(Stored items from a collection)
....................

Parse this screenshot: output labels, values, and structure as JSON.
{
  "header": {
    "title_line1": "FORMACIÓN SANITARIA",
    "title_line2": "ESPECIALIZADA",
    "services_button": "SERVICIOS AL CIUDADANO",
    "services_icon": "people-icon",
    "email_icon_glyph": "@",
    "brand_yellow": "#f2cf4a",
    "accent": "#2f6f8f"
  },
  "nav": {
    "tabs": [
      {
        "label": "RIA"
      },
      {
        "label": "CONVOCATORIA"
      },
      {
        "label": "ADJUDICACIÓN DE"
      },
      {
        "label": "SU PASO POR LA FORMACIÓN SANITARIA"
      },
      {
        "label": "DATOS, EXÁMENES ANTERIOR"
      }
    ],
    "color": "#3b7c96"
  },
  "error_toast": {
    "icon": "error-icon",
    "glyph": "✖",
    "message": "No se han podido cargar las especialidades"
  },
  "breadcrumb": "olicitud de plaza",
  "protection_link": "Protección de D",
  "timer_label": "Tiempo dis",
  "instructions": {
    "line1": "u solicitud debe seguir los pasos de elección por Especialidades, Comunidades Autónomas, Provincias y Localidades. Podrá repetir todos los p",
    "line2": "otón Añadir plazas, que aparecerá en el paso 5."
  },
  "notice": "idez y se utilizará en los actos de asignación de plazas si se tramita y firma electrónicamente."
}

....................

#### PROMPT
Identify which lines contain the word "FORMACIÓN" and copy each one.

#### COMPLETED TASK
    "title_line1": "FORMACIÓN SANITARIA",
        "label": "SU PASO POR LA FORMACIÓN SANITARIA"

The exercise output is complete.